### Task requirements:
From the entries below, list each line with "optional".

### Task inputs:
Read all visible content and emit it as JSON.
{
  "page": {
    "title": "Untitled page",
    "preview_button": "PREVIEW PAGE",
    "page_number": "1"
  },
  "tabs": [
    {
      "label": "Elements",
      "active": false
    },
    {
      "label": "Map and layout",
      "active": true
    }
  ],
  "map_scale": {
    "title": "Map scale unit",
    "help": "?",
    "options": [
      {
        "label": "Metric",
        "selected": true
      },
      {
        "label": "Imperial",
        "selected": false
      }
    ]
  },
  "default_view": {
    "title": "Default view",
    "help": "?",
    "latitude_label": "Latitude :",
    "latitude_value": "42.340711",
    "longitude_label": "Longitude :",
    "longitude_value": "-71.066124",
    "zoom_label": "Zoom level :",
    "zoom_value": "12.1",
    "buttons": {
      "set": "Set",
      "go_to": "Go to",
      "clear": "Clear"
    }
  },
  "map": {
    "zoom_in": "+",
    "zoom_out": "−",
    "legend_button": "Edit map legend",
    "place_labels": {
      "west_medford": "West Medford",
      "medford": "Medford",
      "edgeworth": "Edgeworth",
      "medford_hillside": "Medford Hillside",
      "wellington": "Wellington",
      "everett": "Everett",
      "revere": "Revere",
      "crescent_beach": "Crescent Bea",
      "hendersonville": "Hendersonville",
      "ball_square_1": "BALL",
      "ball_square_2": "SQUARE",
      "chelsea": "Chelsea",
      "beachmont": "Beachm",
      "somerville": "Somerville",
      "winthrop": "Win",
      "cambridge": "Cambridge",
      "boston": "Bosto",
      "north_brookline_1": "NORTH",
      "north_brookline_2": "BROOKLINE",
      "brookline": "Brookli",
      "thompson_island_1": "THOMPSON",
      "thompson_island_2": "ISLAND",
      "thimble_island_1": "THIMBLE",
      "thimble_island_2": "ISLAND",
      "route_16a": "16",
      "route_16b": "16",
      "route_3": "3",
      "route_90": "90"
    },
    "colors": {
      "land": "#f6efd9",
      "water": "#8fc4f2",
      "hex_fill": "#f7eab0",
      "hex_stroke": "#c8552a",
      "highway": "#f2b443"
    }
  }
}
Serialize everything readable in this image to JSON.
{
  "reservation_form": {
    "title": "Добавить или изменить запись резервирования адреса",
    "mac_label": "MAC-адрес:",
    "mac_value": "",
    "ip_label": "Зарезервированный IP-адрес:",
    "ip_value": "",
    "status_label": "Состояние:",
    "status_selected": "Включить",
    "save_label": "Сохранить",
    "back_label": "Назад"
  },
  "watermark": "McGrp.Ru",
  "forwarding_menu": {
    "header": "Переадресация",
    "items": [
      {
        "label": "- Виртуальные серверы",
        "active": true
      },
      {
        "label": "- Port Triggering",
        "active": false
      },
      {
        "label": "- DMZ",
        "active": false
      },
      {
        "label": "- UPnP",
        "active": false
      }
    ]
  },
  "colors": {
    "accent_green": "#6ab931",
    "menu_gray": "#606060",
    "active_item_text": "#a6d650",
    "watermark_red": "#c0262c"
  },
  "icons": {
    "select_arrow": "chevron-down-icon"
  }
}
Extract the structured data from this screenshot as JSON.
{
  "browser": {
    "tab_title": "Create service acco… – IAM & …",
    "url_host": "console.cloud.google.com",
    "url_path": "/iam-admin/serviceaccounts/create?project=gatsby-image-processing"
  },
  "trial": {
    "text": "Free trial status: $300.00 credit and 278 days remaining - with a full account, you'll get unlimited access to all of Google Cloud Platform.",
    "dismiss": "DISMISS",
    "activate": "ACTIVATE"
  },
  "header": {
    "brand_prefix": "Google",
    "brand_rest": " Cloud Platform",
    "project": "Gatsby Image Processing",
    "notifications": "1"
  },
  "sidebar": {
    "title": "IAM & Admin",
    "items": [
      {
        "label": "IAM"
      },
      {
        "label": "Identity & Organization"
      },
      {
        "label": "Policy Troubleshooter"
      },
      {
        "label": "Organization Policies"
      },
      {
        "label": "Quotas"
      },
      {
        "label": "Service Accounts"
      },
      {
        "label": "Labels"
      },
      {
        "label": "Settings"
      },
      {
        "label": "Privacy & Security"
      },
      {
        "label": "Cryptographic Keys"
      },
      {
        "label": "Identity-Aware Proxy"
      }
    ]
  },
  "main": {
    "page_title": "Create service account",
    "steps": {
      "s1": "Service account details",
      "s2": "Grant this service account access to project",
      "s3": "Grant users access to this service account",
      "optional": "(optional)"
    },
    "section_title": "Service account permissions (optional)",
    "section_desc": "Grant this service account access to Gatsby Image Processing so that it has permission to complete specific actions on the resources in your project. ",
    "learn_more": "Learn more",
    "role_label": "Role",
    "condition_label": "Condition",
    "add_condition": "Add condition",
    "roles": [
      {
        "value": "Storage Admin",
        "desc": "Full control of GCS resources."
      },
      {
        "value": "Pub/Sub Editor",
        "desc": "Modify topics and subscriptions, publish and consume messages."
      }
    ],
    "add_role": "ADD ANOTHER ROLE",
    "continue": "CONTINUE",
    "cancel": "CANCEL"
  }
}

### Solution to this exercise:
      "optional": "(optional)"
    "section_title": "Service account permissions (optional)",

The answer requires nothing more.